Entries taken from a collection
------------------------

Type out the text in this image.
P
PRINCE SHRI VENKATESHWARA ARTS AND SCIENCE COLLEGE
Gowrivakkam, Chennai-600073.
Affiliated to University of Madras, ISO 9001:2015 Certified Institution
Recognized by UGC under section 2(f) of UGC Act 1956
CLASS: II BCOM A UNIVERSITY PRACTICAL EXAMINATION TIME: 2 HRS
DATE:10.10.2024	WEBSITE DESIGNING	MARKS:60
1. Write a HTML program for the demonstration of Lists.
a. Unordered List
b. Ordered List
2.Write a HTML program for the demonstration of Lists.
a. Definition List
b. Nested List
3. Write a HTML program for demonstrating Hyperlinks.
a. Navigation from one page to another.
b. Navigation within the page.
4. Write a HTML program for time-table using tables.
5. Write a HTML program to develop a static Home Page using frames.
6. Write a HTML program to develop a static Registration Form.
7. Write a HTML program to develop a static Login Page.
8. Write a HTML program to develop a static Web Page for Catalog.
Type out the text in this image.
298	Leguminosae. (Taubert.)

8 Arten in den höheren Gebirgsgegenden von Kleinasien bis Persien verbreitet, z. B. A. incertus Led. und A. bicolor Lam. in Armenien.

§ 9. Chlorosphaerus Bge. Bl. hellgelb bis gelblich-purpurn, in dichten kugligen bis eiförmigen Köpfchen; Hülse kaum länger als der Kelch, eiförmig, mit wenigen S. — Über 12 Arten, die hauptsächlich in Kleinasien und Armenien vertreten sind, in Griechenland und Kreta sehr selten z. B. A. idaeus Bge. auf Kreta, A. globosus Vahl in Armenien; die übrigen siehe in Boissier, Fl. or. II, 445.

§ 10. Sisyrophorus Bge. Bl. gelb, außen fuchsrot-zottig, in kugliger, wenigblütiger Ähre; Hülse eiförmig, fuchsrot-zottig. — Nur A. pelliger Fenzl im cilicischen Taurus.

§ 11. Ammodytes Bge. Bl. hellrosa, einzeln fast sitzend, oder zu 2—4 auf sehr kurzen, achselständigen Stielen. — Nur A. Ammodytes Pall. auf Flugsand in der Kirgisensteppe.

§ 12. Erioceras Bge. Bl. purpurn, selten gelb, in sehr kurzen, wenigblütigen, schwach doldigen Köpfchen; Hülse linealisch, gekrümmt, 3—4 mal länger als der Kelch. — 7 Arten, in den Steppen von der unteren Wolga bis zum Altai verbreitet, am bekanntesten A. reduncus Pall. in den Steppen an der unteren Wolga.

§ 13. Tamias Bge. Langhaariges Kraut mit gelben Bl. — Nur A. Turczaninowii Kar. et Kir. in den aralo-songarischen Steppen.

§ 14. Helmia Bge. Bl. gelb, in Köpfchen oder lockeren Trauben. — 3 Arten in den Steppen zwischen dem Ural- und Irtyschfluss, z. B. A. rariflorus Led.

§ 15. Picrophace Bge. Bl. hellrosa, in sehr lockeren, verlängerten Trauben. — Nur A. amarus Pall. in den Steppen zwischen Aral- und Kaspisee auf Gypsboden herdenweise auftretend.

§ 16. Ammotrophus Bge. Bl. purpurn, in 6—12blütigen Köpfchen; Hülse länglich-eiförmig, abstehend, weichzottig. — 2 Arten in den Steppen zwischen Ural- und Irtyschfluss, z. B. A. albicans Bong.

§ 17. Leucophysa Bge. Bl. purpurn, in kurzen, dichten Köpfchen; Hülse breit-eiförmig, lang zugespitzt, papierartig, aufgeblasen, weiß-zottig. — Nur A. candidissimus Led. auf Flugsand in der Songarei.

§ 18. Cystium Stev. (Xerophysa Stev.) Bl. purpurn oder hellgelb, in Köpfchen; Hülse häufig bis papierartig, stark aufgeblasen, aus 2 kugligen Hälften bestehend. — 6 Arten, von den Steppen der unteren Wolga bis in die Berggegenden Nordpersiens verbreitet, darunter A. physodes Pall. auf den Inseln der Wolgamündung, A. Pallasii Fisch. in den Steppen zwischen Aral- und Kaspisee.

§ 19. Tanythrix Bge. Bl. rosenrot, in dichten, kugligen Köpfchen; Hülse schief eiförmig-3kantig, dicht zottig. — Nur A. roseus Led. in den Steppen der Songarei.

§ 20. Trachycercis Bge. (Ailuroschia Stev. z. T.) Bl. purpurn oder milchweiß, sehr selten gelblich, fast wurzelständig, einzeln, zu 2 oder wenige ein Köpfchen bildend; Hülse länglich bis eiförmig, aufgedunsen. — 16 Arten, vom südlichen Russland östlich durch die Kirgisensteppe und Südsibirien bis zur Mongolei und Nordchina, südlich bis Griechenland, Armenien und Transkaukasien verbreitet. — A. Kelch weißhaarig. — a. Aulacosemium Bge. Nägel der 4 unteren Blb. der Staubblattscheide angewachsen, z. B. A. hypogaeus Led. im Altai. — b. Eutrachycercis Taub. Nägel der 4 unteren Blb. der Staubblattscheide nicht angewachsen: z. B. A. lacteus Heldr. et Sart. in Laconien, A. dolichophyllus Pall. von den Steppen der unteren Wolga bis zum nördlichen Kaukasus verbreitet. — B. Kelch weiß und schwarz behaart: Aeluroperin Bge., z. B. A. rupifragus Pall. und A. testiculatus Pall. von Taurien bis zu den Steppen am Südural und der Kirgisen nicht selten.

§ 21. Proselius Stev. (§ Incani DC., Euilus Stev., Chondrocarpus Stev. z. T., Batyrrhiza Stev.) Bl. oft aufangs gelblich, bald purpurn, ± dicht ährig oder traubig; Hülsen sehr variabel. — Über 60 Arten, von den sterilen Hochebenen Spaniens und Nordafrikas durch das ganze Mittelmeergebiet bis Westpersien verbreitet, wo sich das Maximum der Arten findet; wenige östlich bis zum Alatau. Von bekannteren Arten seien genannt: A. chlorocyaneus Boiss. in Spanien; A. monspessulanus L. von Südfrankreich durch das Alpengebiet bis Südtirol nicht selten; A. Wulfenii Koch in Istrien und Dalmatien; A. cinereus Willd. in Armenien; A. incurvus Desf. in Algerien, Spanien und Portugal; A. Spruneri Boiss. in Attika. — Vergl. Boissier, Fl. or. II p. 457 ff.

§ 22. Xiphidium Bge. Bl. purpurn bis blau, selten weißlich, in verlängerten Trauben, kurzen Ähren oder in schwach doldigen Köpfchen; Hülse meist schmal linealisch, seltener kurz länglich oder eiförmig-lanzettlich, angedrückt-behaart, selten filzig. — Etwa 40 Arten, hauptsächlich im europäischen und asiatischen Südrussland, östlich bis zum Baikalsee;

------------------------

## Description of the task
All of the entries need to be reproduced exactly; please write them out.

## Exercise output
Type out the text in this image.
P
PRINCE SHRI VENKATESHWARA ARTS AND SCIENCE COLLEGE
Gowrivakkam, Chennai-600073.
Affiliated to University of Madras, ISO 9001:2015 Certified Institution
Recognized by UGC under section 2(f) of UGC Act 1956
CLASS: II BCOM A UNIVERSITY PRACTICAL EXAMINATION TIME: 2 HRS
DATE:10.10.2024	WEBSITE DESIGNING	MARKS:60
1. Write a HTML program for the demonstration of Lists.
a. Unordered List
b. Ordered List
2.Write a HTML program for the demonstration of Lists.
a. Definition List
b. Nested List
3. Write a HTML program for demonstrating Hyperlinks.
a. Navigation from one page to another.
b. Navigation within the page.
4. Write a HTML program for time-table using tables.
5. Write a HTML program to develop a static Home Page using frames.
6. Write a HTML program to develop a static Registration Form.
7. Write a HTML program to develop a static Login Page.
8. Write a HTML program to develop a static Web Page for Catalog.
Type out the text in this image.
298	Leguminosae. (Taubert.)

8 Arten in den höheren Gebirgsgegenden von Kleinasien bis Persien verbreitet, z. B. A. incertus Led. und A. bicolor Lam. in Armenien.

§ 9. Chlorosphaerus Bge. Bl. hellgelb bis gelblich-purpurn, in dichten kugligen bis eiförmigen Köpfchen; Hülse kaum länger als der Kelch, eiförmig, mit wenigen S. — Über 12 Arten, die hauptsächlich in Kleinasien und Armenien vertreten sind, in Griechenland und Kreta sehr selten z. B. A. idaeus Bge. auf Kreta, A. globosus Vahl in Armenien; die übrigen siehe in Boissier, Fl. or. II, 445.

§ 10. Sisyrophorus Bge. Bl. gelb, außen fuchsrot-zottig, in kugliger, wenigblütiger Ähre; Hülse eiförmig, fuchsrot-zottig. — Nur A. pelliger Fenzl im cilicischen Taurus.

§ 11. Ammodytes Bge. Bl. hellrosa, einzeln fast sitzend, oder zu 2—4 auf sehr kurzen, achselständigen Stielen. — Nur A. Ammodytes Pall. auf Flugsand in der Kirgisensteppe.

§ 12. Erioceras Bge. Bl. purpurn, selten gelb, in sehr kurzen, wenigblütigen, schwach doldigen Köpfchen; Hülse linealisch, gekrümmt, 3—4 mal länger als der Kelch. — 7 Arten, in den Steppen von der unteren Wolga bis zum Altai verbreitet, am bekanntesten A. reduncus Pall. in den Steppen an der unteren Wolga.

§ 13. Tamias Bge. Langhaariges Kraut mit gelben Bl. — Nur A. Turczaninowii Kar. et Kir. in den aralo-songarischen Steppen.

§ 14. Helmia Bge. Bl. gelb, in Köpfchen oder lockeren Trauben. — 3 Arten in den Steppen zwischen dem Ural- und Irtyschfluss, z. B. A. rariflorus Led.

§ 15. Picrophace Bge. Bl. hellrosa, in sehr lockeren, verlängerten Trauben. — Nur A. amarus Pall. in den Steppen zwischen Aral- und Kaspisee auf Gypsboden herdenweise auftretend.

§ 16. Ammotrophus Bge. Bl. purpurn, in 6—12blütigen Köpfchen; Hülse länglich-eiförmig, abstehend, weichzottig. — 2 Arten in den Steppen zwischen Ural- und Irtyschfluss, z. B. A. albicans Bong.

§ 17. Leucophysa Bge. Bl. purpurn, in kurzen, dichten Köpfchen; Hülse breit-eiförmig, lang zugespitzt, papierartig, aufgeblasen, weiß-zottig. — Nur A. candidissimus Led. auf Flugsand in der Songarei.

§ 18. Cystium Stev. (Xerophysa Stev.) Bl. purpurn oder hellgelb, in Köpfchen; Hülse häufig bis papierartig, stark aufgeblasen, aus 2 kugligen Hälften bestehend. — 6 Arten, von den Steppen der unteren Wolga bis in die Berggegenden Nordpersiens verbreitet, darunter A. physodes Pall. auf den Inseln der Wolgamündung, A. Pallasii Fisch. in den Steppen zwischen Aral- und Kaspisee.

§ 19. Tanythrix Bge. Bl. rosenrot, in dichten, kugligen Köpfchen; Hülse schief eiförmig-3kantig, dicht zottig. — Nur A. roseus Led. in den Steppen der Songarei.

§ 20. Trachycercis Bge. (Ailuroschia Stev. z. T.) Bl. purpurn oder milchweiß, sehr selten gelblich, fast wurzelständig, einzeln, zu 2 oder wenige ein Köpfchen bildend; Hülse länglich bis eiförmig, aufgedunsen. — 16 Arten, vom südlichen Russland östlich durch die Kirgisensteppe und Südsibirien bis zur Mongolei und Nordchina, südlich bis Griechenland, Armenien und Transkaukasien verbreitet. — A. Kelch weißhaarig. — a. Aulacosemium Bge. Nägel der 4 unteren Blb. der Staubblattscheide angewachsen, z. B. A. hypogaeus Led. im Altai. — b. Eutrachycercis Taub. Nägel der 4 unteren Blb. der Staubblattscheide nicht angewachsen: z. B. A. lacteus Heldr. et Sart. in Laconien, A. dolichophyllus Pall. von den Steppen der unteren Wolga bis zum nördlichen Kaukasus verbreitet. — B. Kelch weiß und schwarz behaart: Aeluroperin Bge., z. B. A. rupifragus Pall. und A. testiculatus Pall. von Taurien bis zu den Steppen am Südural und der Kirgisen nicht selten.

§ 21. Proselius Stev. (§ Incani DC., Euilus Stev., Chondrocarpus Stev. z. T., Batyrrhiza Stev.) Bl. oft aufangs gelblich, bald purpurn, ± dicht ährig oder traubig; Hülsen sehr variabel. — Über 60 Arten, von den sterilen Hochebenen Spaniens und Nordafrikas durch das ganze Mittelmeergebiet bis Westpersien verbreitet, wo sich das Maximum der Arten findet; wenige östlich bis zum Alatau. Von bekannteren Arten seien genannt: A. chlorocyaneus Boiss. in Spanien; A. monspessulanus L. von Südfrankreich durch das Alpengebiet bis Südtirol nicht selten; A. Wulfenii Koch in Istrien und Dalmatien; A. cinereus Willd. in Armenien; A. incurvus Desf. in Algerien, Spanien und Portugal; A. Spruneri Boiss. in Attika. — Vergl. Boissier, Fl. or. II p. 457 ff.

§ 22. Xiphidium Bge. Bl. purpurn bis blau, selten weißlich, in verlängerten Trauben, kurzen Ähren oder in schwach doldigen Köpfchen; Hülse meist schmal linealisch, seltener kurz länglich oder eiförmig-lanzettlich, angedrückt-behaart, selten filzig. — Etwa 40 Arten, hauptsächlich im europäischen und asiatischen Südrussland, östlich bis zum Baikalsee;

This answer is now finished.